-- Begin --
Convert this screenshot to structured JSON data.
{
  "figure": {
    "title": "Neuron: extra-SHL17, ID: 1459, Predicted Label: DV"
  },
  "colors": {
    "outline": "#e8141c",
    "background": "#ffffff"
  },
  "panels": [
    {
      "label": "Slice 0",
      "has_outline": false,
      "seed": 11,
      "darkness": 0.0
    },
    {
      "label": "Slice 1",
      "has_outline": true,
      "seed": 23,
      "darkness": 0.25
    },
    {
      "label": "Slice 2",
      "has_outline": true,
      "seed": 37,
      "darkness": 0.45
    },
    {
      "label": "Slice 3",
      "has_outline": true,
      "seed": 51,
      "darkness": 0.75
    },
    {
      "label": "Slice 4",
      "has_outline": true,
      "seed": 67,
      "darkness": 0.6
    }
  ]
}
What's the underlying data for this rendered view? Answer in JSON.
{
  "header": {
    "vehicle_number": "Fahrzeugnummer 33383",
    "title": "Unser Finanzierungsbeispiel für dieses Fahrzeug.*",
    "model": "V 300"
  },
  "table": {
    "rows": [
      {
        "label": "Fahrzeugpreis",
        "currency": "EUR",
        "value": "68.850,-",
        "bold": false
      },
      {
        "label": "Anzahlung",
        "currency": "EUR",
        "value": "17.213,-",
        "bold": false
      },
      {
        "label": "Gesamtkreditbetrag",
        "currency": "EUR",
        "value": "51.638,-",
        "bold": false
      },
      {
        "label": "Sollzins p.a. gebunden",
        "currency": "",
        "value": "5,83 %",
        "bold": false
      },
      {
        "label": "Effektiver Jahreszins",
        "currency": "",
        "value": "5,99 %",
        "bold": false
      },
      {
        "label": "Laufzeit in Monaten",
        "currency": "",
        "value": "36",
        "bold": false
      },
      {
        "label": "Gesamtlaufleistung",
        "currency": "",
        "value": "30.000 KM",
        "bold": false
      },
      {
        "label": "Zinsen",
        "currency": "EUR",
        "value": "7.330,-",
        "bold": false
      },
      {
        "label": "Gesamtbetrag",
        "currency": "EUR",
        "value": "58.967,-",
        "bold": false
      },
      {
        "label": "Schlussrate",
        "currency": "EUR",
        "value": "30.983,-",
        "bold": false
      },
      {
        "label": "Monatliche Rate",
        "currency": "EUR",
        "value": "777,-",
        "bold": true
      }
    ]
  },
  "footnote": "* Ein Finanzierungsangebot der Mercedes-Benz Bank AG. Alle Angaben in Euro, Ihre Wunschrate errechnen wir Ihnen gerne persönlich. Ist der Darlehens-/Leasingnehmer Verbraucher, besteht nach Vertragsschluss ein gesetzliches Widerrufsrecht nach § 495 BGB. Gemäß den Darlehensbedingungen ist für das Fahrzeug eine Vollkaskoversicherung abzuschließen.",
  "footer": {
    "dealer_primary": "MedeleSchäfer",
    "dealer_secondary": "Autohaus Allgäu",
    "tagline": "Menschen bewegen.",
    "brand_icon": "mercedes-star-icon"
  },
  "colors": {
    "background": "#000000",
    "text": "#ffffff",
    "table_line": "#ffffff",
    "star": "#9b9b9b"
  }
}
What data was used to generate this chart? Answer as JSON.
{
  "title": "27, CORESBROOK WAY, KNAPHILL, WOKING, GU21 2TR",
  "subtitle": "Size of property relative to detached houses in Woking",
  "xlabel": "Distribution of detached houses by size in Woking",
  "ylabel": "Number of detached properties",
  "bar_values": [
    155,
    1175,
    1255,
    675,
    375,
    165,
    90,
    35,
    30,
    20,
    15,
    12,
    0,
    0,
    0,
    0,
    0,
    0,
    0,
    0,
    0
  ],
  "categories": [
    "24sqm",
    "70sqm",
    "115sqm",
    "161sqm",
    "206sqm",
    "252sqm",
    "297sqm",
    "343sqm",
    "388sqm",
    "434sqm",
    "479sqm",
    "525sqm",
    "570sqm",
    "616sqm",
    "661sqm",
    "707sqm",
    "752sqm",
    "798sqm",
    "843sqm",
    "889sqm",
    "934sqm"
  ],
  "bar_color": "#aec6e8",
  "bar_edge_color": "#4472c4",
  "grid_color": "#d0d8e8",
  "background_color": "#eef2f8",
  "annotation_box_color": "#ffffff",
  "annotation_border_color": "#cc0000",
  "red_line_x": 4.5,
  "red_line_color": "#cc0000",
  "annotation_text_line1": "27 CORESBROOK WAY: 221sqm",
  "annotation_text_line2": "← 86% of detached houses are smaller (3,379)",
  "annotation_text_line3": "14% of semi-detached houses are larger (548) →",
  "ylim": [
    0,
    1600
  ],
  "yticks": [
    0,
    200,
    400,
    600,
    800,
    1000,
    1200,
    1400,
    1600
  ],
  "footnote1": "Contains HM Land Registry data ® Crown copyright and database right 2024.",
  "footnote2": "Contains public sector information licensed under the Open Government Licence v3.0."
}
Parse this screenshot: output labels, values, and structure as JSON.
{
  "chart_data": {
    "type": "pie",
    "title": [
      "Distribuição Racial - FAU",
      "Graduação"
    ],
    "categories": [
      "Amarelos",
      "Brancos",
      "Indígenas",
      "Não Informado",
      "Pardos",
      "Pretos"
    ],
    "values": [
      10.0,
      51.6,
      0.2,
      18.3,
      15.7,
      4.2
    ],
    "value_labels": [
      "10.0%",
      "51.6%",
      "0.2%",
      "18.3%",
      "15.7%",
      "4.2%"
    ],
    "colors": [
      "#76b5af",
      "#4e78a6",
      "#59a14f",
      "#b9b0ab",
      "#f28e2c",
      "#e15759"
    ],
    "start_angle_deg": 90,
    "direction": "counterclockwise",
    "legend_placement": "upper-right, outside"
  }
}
-- End --
Copy out each record, keeping every word as it is.

Convert this screenshot to structured JSON data.
{
  "figure": {
    "title": "Neuron: extra-SHL17, ID: 1459, Predicted Label: DV"
  },
  "colors": {
    "outline": "#e8141c",
    "background": "#ffffff"
  },
  "panels": [
    {
      "label": "Slice 0",
      "has_outline": false,
      "seed": 11,
      "darkness": 0.0
    },
    {
      "label": "Slice 1",
      "has_outline": true,
      "seed": 23,
      "darkness": 0.25
    },
    {
      "label": "Slice 2",
      "has_outline": true,
      "seed": 37,
      "darkness": 0.45
    },
    {
      "label": "Slice 3",
      "has_outline": true,
      "seed": 51,
      "darkness": 0.75
    },
    {
      "label": "Slice 4",
      "has_outline": true,
      "seed": 67,
      "darkness": 0.6
    }
  ]
}
What's the underlying data for this rendered view? Answer in JSON.
{
  "header": {
    "vehicle_number": "Fahrzeugnummer 33383",
    "title": "Unser Finanzierungsbeispiel für dieses Fahrzeug.*",
    "model": "V 300"
  },
  "table": {
    "rows": [
      {
        "label": "Fahrzeugpreis",
        "currency": "EUR",
        "value": "68.850,-",
        "bold": false
      },
      {
        "label": "Anzahlung",
        "currency": "EUR",
        "value": "17.213,-",
        "bold": false
      },
      {
        "label": "Gesamtkreditbetrag",
        "currency": "EUR",
        "value": "51.638,-",
        "bold": false
      },
      {
        "label": "Sollzins p.a. gebunden",
        "currency": "",
        "value": "5,83 %",
        "bold": false
      },
      {
        "label": "Effektiver Jahreszins",
        "currency": "",
        "value": "5,99 %",
        "bold": false
      },
      {
        "label": "Laufzeit in Monaten",
        "currency": "",
        "value": "36",
        "bold": false
      },
      {
        "label": "Gesamtlaufleistung",
        "currency": "",
        "value": "30.000 KM",
        "bold": false
      },
      {
        "label": "Zinsen",
        "currency": "EUR",
        "value": "7.330,-",
        "bold": false
      },
      {
        "label": "Gesamtbetrag",
        "currency": "EUR",
        "value": "58.967,-",
        "bold": false
      },
      {
        "label": "Schlussrate",
        "currency": "EUR",
        "value": "30.983,-",
        "bold": false
      },
      {
        "label": "Monatliche Rate",
        "currency": "EUR",
        "value": "777,-",
        "bold": true
      }
    ]
  },
  "footnote": "* Ein Finanzierungsangebot der Mercedes-Benz Bank AG. Alle Angaben in Euro, Ihre Wunschrate errechnen wir Ihnen gerne persönlich. Ist der Darlehens-/Leasingnehmer Verbraucher, besteht nach Vertragsschluss ein gesetzliches Widerrufsrecht nach § 495 BGB. Gemäß den Darlehensbedingungen ist für das Fahrzeug eine Vollkaskoversicherung abzuschließen.",
  "footer": {
    "dealer_primary": "MedeleSchäfer",
    "dealer_secondary": "Autohaus Allgäu",
    "tagline": "Menschen bewegen.",
    "brand_icon": "mercedes-star-icon"
  },
  "colors": {
    "background": "#000000",
    "text": "#ffffff",
    "table_line": "#ffffff",
    "star": "#9b9b9b"
  }
}
What data was used to generate this chart? Answer as JSON.
{
  "title": "27, CORESBROOK WAY, KNAPHILL, WOKING, GU21 2TR",
  "subtitle": "Size of property relative to detached houses in Woking",
  "xlabel": "Distribution of detached houses by size in Woking",
  "ylabel": "Number of detached properties",
  "bar_values": [
    155,
    1175,
    1255,
    675,
    375,
    165,
    90,
    35,
    30,
    20,
    15,
    12,
    0,
    0,
    0,
    0,
    0,
    0,
    0,
    0,
    0
  ],
  "categories": [
    "24sqm",
    "70sqm",
    "115sqm",
    "161sqm",
    "206sqm",
    "252sqm",
    "297sqm",
    "343sqm",
    "388sqm",
    "434sqm",
    "479sqm",
    "525sqm",
    "570sqm",
    "616sqm",
    "661sqm",
    "707sqm",
    "752sqm",
    "798sqm",
    "843sqm",
    "889sqm",
    "934sqm"
  ],
  "bar_color": "#aec6e8",
  "bar_edge_color": "#4472c4",
  "grid_color": "#d0d8e8",
  "background_color": "#eef2f8",
  "annotation_box_color": "#ffffff",
  "annotation_border_color": "#cc0000",
  "red_line_x": 4.5,
  "red_line_color": "#cc0000",
  "annotation_text_line1": "27 CORESBROOK WAY: 221sqm",
  "annotation_text_line2": "← 86% of detached houses are smaller (3,379)",
  "annotation_text_line3": "14% of semi-detached houses are larger (548) →",
  "ylim": [
    0,
    1600
  ],
  "yticks": [
    0,
    200,
    400,
    600,
    800,
    1000,
    1200,
    1400,
    1600
  ],
  "footnote1": "Contains HM Land Registry data ® Crown copyright and database right 2024.",
  "footnote2": "Contains public sector information licensed under the Open Government Licence v3.0."
}
Parse this screenshot: output labels, values, and structure as JSON.
{
  "chart_data": {
    "type": "pie",
    "title": [
      "Distribuição Racial - FAU",
      "Graduação"
    ],
    "categories": [
      "Amarelos",
      "Brancos",
      "Indígenas",
      "Não Informado",
      "Pardos",
      "Pretos"
    ],
    "values": [
      10.0,
      51.6,
      0.2,
      18.3,
      15.7,
      4.2
    ],
    "value_labels": [
      "10.0%",
      "51.6%",
      "0.2%",
      "18.3%",
      "15.7%",
      "4.2%"
    ],
    "colors": [
      "#76b5af",
      "#4e78a6",
      "#59a14f",
      "#b9b0ab",
      "#f28e2c",
      "#e15759"
    ],
    "start_angle_deg": 90,
    "direction": "counterclockwise",
    "legend_placement": "upper-right, outside"
  }
}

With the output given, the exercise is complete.